## Short problem
Find the lines of data that contain the string "повышении", then list them.

## Excerpted data
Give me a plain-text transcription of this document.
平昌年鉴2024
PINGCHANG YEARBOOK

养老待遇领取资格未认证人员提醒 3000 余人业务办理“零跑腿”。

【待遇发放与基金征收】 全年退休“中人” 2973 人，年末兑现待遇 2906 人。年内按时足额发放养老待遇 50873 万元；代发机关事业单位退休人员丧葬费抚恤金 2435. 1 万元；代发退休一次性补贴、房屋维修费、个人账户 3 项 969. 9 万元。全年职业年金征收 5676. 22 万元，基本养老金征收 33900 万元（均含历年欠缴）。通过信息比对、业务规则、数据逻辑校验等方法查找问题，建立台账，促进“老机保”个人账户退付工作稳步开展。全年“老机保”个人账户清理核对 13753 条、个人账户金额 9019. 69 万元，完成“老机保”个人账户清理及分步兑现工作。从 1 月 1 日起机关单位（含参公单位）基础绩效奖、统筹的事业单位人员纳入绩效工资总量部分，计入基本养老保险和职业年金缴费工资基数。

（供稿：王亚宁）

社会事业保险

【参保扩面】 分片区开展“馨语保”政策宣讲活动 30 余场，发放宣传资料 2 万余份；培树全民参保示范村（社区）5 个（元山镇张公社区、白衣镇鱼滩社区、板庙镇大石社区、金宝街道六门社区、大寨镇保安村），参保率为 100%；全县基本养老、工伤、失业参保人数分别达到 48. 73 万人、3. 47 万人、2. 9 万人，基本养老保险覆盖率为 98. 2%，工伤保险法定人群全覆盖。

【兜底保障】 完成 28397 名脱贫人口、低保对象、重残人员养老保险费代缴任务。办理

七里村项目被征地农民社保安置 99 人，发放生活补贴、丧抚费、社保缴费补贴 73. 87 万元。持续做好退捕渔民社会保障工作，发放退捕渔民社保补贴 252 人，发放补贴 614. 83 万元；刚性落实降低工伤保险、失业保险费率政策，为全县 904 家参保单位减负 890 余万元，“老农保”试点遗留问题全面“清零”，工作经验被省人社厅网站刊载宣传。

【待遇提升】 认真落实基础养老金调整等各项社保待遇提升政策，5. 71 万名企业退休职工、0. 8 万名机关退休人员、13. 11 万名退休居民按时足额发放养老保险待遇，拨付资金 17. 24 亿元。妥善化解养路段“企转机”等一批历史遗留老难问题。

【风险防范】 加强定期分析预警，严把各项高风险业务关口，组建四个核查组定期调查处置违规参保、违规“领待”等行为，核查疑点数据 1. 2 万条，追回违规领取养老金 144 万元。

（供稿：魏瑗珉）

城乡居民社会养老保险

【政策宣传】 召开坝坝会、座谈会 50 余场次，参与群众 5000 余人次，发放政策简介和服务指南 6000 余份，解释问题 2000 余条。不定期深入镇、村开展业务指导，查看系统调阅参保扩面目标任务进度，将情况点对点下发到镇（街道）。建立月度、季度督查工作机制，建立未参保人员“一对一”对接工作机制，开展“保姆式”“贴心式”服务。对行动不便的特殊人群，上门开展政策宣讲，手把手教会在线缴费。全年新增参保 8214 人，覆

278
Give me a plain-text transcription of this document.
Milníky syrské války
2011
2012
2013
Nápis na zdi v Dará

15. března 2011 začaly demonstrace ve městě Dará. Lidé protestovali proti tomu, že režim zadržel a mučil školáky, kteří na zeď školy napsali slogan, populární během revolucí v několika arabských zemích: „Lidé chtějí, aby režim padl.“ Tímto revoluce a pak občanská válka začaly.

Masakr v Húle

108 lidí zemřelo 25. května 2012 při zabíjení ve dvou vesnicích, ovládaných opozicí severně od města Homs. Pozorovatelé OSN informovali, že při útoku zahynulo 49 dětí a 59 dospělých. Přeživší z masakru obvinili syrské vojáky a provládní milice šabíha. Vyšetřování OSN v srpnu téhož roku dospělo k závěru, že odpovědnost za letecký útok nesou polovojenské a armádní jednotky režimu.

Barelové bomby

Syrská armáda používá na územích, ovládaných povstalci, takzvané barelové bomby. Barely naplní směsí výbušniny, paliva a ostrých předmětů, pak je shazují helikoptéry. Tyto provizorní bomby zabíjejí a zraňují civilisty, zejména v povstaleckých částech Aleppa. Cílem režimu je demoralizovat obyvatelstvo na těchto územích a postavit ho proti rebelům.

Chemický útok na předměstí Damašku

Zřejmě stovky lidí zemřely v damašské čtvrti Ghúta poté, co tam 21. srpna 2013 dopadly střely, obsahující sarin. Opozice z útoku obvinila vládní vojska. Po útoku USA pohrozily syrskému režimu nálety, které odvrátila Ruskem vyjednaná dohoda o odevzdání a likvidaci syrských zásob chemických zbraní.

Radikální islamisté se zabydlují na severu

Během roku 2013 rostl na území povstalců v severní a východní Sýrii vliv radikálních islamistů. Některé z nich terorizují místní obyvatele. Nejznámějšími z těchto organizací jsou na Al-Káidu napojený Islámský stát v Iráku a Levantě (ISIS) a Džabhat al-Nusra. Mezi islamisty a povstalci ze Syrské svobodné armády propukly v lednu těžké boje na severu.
==
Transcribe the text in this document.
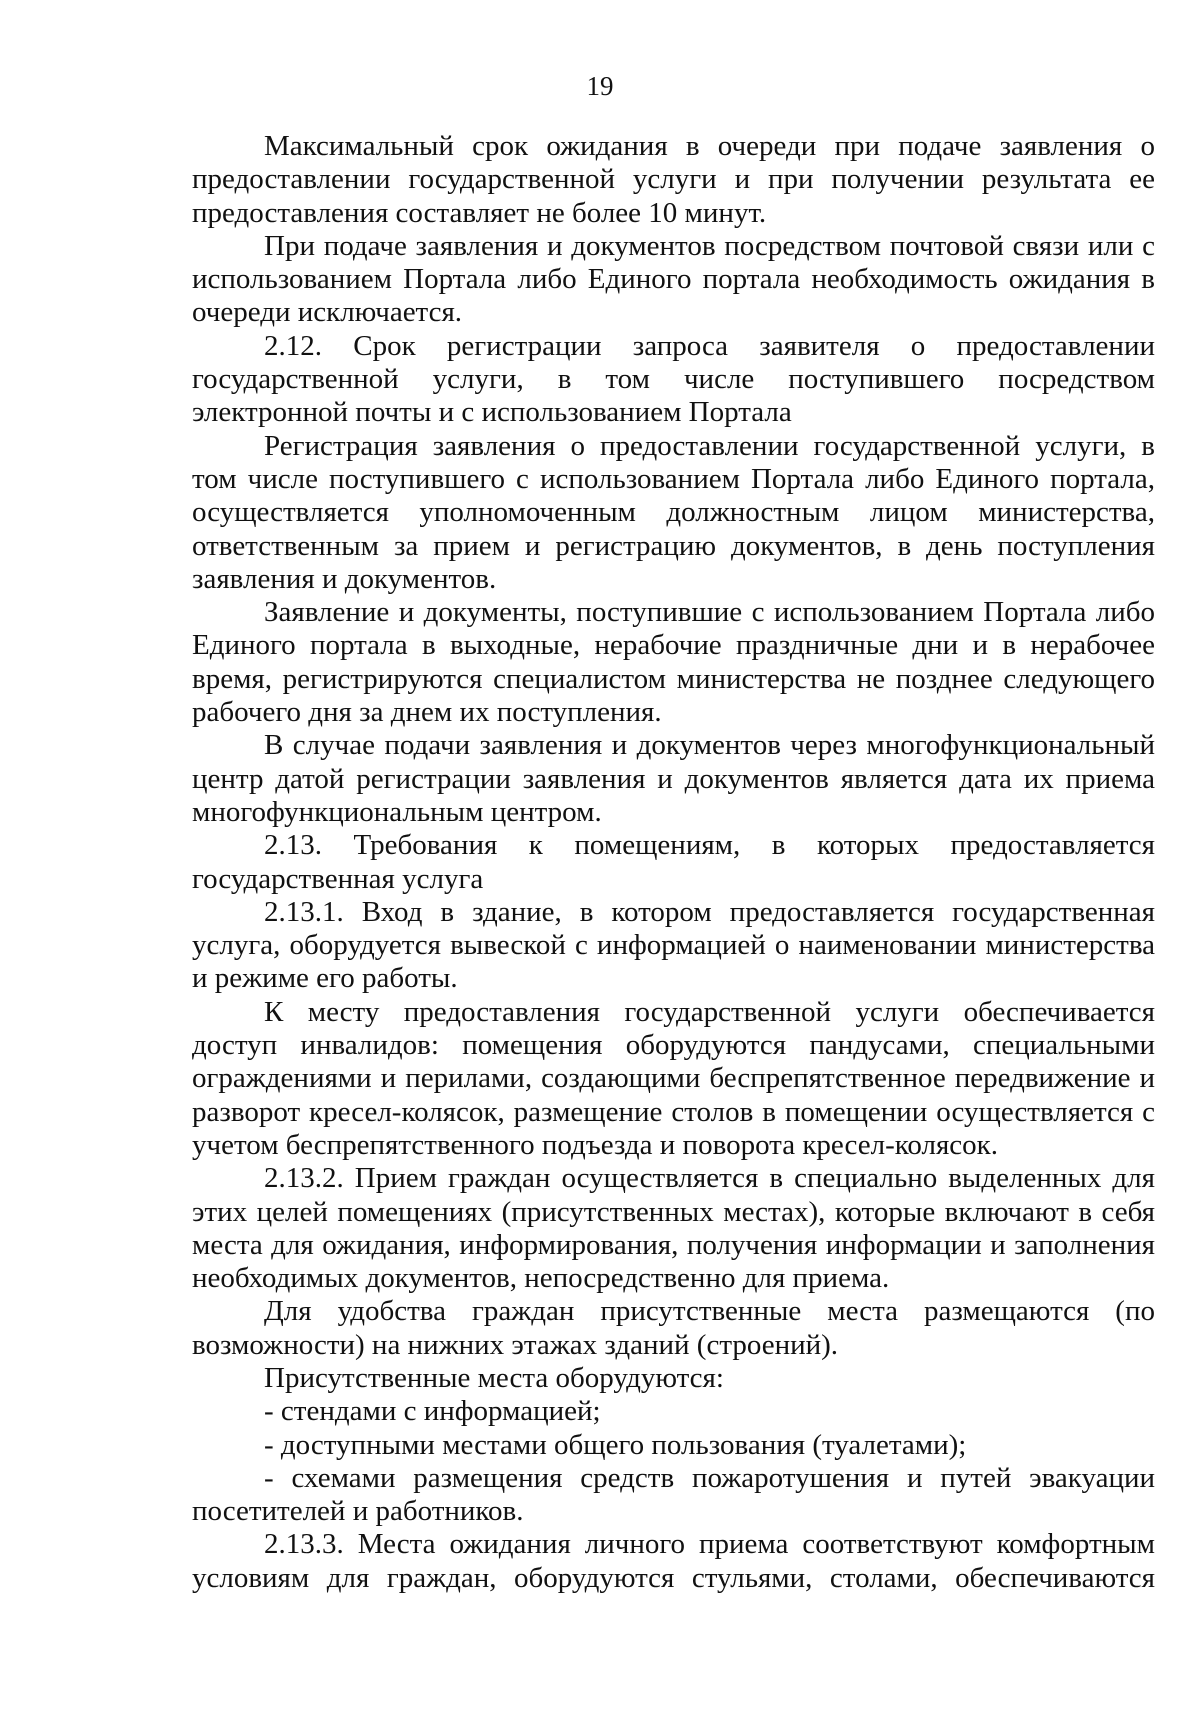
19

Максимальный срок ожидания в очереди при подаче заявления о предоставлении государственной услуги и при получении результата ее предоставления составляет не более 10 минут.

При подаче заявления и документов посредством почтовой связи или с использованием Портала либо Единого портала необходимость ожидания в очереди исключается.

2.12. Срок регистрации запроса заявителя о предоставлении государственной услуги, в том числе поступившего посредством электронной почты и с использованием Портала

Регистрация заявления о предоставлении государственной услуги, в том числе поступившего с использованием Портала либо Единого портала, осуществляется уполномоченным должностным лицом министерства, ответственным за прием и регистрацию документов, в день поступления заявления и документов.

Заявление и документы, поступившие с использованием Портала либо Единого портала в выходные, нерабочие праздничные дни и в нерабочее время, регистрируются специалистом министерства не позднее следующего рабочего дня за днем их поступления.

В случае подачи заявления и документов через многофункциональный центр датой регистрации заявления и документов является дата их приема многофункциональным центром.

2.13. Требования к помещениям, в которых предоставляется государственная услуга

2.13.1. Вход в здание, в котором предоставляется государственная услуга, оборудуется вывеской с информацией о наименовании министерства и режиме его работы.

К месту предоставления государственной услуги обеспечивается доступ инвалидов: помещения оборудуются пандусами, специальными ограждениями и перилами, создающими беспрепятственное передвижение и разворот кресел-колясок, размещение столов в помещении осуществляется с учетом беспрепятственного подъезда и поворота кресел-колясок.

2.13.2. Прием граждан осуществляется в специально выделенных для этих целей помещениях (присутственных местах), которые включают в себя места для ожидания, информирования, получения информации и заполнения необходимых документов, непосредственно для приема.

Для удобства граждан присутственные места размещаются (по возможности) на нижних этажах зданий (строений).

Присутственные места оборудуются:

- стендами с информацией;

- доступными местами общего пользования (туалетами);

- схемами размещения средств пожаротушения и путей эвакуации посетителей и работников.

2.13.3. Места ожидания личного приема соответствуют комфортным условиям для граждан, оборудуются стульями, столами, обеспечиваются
---
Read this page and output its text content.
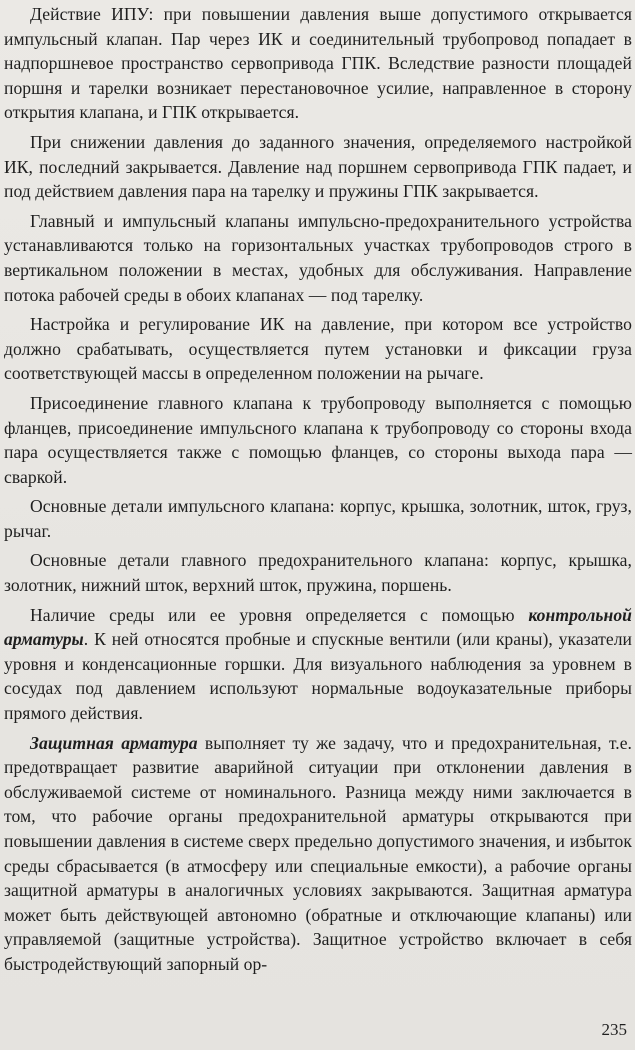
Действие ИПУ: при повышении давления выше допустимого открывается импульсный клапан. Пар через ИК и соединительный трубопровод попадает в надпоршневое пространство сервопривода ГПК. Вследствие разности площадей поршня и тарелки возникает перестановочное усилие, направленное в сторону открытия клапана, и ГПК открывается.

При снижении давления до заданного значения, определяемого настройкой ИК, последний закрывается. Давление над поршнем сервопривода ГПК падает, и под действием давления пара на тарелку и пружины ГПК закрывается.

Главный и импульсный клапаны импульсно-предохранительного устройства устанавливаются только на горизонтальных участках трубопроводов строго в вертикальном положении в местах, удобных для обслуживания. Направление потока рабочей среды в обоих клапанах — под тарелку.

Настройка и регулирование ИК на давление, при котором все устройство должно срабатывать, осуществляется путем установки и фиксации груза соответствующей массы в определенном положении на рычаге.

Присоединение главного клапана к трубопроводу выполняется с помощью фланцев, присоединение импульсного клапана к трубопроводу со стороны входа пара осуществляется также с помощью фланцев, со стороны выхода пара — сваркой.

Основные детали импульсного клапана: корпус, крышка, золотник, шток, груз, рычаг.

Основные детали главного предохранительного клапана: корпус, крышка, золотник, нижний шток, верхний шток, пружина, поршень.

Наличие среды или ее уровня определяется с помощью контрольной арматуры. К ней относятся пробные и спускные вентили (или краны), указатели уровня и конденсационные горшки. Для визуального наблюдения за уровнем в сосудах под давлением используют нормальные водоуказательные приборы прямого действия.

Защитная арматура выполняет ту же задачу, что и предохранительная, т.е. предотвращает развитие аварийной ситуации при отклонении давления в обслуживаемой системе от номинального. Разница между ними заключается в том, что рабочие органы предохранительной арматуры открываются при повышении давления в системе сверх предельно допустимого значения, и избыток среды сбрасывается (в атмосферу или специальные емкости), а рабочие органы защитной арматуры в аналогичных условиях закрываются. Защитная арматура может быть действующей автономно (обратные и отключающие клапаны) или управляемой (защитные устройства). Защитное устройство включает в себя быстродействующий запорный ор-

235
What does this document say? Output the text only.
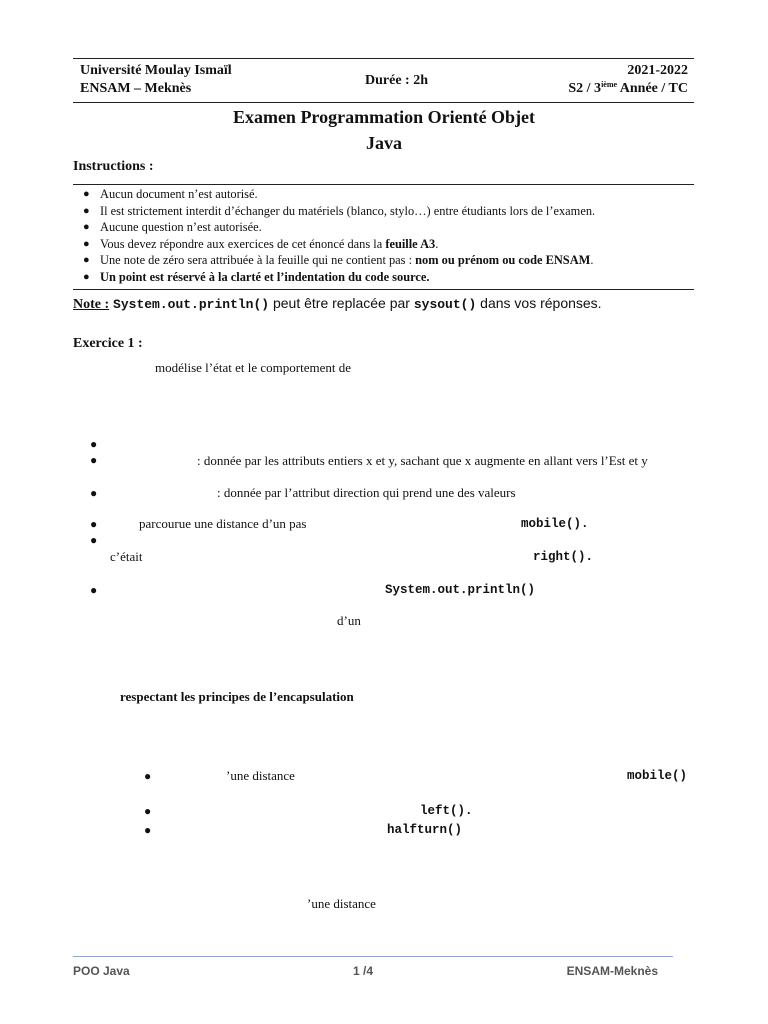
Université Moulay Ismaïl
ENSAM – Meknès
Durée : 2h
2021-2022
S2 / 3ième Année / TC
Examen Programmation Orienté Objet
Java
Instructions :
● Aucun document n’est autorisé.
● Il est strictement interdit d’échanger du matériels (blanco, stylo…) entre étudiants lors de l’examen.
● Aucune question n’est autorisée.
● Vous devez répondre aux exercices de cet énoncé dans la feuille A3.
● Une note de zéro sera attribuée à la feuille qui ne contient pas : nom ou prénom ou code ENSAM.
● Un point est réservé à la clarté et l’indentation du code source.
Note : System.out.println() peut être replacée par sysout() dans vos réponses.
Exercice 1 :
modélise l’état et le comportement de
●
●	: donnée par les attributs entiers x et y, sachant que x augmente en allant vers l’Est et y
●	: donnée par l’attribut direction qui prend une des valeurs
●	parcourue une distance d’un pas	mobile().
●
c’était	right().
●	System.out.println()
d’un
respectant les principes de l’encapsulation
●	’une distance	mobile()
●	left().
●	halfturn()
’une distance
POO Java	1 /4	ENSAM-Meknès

## Finished exercise
Действие ИПУ: при повышении давления выше допустимого открывается импульсный клапан. Пар через ИК и соединительный трубопровод попадает в надпоршневое пространство сервопривода ГПК. Вследствие разности площадей поршня и тарелки возникает перестановочное усилие, направленное в сторону открытия клапана, и ГПК открывается.
Защитная арматура выполняет ту же задачу, что и предохранительная, т.е. предотвращает развитие аварийной ситуации при отклонении давления в обслуживаемой системе от номинального. Разница между ними заключается в том, что рабочие органы предохранительной арматуры открываются при повышении давления в системе сверх предельно допустимого значения, и избыток среды сбрасывается (в атмосферу или специальные емкости), а рабочие органы защитной арматуры в аналогичных условиях закрываются. Защитная арматура может быть действующей автономно (обратные и отключающие клапаны) или управляемой (защитные устройства). Защитное устройство включает в себя быстродействующий запорный ор-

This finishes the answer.